[Items from a figure collection]
========================================================================

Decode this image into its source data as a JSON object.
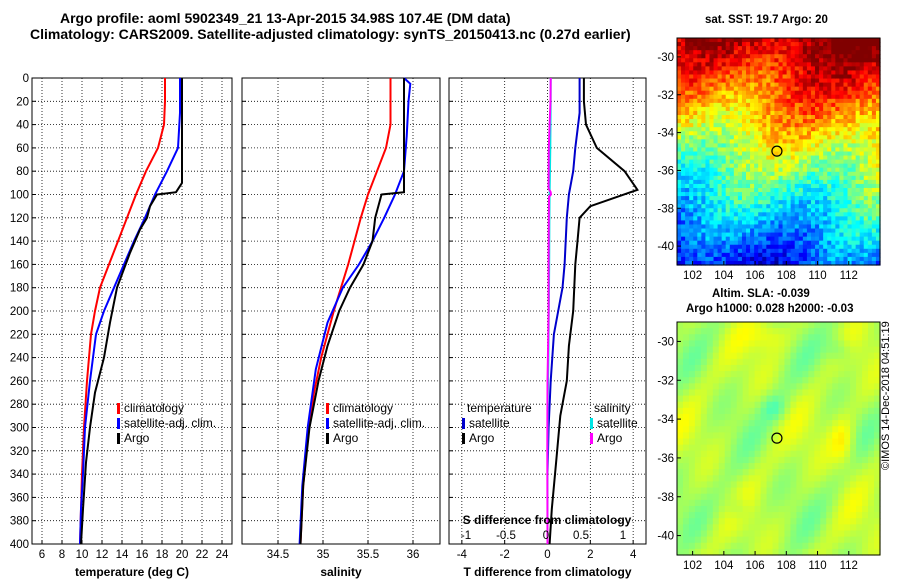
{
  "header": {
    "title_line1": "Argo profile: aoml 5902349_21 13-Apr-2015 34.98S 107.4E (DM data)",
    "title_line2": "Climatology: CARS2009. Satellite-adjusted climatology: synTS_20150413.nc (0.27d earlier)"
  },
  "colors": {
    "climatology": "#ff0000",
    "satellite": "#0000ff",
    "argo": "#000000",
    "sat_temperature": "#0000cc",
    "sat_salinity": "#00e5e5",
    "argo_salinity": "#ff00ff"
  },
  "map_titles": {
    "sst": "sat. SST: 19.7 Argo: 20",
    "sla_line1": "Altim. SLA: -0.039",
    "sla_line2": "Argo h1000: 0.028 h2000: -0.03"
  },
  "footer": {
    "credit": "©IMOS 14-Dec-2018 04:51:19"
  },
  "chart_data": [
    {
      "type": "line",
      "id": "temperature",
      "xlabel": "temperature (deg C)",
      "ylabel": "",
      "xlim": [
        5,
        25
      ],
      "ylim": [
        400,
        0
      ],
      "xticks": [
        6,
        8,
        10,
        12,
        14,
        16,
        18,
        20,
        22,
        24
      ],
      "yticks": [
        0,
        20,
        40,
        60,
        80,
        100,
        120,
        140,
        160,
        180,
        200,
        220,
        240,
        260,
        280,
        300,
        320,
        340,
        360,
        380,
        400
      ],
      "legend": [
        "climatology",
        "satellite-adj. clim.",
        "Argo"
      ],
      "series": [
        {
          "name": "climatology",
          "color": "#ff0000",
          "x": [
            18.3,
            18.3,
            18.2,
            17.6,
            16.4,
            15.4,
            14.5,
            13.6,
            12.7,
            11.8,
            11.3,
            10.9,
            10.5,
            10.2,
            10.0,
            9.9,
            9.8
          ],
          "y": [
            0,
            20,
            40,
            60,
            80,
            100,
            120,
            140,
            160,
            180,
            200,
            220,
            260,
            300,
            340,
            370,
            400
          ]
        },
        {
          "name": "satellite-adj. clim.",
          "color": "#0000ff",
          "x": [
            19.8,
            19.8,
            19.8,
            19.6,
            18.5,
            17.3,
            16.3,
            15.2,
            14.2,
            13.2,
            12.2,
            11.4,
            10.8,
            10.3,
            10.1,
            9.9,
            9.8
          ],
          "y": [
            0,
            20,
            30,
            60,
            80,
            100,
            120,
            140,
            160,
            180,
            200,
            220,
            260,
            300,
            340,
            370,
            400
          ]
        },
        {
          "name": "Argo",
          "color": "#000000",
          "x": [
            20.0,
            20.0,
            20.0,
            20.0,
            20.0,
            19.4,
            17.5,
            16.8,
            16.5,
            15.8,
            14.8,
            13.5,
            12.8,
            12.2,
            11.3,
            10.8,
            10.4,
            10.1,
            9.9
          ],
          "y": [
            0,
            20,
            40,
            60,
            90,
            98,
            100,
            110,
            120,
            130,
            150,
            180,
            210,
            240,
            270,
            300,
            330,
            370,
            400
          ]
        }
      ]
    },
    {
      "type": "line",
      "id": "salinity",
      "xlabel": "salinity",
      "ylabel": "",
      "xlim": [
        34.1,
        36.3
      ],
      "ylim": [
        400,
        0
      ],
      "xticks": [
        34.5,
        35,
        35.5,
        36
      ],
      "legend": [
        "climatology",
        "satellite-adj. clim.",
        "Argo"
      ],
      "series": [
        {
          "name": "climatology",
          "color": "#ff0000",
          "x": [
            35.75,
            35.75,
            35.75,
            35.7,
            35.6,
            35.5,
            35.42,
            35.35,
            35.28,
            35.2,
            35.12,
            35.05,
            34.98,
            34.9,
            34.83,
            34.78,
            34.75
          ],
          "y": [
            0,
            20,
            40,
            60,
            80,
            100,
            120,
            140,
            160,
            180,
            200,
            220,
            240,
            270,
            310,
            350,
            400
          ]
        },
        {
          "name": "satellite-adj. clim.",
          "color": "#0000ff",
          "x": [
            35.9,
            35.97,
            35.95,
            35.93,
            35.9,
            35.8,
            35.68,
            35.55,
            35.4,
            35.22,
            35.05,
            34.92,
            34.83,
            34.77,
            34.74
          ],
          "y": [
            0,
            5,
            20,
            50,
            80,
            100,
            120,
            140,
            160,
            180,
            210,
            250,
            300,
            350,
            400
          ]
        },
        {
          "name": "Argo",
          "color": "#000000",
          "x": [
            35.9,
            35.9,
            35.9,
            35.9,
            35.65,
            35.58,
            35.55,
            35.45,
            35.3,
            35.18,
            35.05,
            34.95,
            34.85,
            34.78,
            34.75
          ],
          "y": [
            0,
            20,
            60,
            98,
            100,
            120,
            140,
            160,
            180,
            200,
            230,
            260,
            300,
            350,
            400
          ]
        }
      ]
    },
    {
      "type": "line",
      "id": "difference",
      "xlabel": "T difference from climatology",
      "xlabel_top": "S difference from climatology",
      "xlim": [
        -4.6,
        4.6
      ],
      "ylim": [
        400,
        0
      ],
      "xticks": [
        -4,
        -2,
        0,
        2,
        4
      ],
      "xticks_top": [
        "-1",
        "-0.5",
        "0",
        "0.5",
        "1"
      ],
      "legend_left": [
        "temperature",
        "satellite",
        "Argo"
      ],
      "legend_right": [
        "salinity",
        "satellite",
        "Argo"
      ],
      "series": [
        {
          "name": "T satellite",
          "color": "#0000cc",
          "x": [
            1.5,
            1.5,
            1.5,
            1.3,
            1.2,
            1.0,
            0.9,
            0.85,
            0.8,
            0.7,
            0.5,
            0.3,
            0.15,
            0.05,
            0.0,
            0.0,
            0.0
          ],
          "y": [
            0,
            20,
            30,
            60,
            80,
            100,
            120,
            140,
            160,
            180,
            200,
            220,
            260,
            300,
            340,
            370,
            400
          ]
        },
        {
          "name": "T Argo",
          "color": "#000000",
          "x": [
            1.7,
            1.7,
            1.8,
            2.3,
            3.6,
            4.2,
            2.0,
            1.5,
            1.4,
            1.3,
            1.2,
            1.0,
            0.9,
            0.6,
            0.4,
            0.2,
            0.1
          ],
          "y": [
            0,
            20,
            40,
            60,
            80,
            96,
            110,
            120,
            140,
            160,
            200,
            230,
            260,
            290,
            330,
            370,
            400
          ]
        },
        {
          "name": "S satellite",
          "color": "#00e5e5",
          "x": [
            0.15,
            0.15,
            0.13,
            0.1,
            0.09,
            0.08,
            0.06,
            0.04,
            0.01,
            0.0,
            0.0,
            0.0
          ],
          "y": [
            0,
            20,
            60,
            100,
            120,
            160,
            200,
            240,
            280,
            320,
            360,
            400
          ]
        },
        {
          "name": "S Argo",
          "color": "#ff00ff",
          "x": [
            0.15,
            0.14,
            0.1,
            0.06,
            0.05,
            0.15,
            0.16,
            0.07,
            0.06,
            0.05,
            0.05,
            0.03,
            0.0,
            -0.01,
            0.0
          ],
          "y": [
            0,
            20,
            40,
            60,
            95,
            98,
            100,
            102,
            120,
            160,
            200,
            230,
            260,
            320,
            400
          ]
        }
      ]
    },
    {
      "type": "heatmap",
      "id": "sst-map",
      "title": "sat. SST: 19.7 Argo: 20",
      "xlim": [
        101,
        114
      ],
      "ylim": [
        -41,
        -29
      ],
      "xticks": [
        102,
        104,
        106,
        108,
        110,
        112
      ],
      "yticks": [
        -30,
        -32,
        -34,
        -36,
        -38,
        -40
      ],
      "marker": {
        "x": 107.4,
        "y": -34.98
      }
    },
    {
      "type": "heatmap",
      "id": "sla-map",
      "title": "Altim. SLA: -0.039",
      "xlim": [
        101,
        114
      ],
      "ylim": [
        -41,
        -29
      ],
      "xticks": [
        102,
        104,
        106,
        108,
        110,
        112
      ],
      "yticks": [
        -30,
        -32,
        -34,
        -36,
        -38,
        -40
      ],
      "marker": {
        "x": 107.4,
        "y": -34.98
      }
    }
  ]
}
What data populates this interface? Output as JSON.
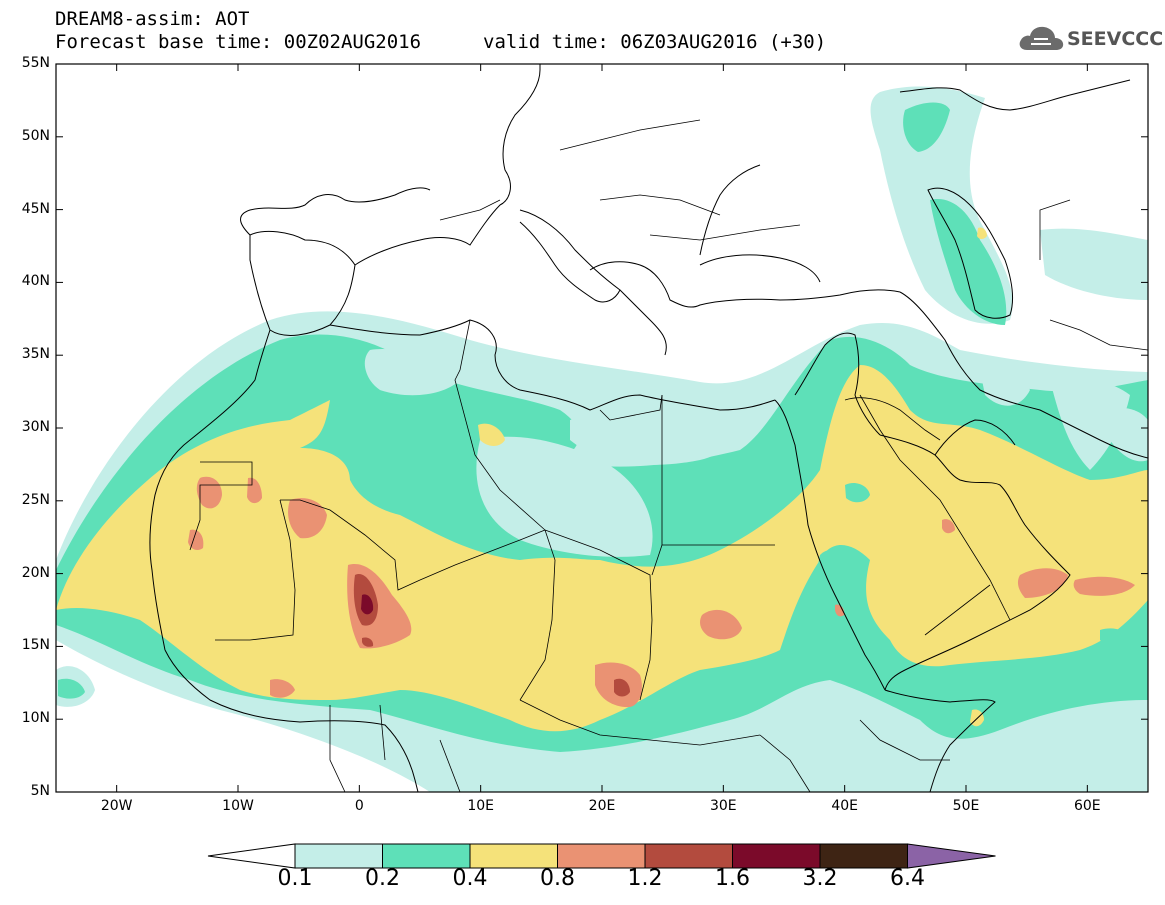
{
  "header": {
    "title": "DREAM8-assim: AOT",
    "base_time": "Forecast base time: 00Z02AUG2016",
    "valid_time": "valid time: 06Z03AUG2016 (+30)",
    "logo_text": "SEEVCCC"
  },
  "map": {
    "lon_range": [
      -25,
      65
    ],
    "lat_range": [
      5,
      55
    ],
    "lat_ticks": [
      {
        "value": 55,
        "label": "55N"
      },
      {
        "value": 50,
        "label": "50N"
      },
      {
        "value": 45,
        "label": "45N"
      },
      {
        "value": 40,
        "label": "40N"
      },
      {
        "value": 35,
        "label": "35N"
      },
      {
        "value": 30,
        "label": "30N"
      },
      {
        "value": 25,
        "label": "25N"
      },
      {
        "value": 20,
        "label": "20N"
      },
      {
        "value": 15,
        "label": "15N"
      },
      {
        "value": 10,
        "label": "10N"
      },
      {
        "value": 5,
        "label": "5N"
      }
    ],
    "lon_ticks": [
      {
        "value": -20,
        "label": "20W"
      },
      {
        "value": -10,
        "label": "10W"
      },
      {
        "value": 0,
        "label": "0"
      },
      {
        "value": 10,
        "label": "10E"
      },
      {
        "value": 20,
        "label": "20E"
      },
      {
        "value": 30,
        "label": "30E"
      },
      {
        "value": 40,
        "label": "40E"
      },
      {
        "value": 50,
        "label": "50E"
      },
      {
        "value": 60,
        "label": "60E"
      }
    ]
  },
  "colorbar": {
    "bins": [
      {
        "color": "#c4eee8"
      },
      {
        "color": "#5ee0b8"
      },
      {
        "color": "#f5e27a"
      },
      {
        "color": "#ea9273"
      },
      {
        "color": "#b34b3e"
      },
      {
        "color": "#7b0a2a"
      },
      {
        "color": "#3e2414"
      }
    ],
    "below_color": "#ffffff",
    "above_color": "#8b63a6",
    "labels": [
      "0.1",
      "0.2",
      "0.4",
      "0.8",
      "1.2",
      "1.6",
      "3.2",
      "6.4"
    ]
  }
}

========================================================================

## Challenge
Scan the material above. Copy each line that holds the word "this".

## Correct result
Decode this image into its source data as a JSON object.
What data populates this interface? Output as JSON.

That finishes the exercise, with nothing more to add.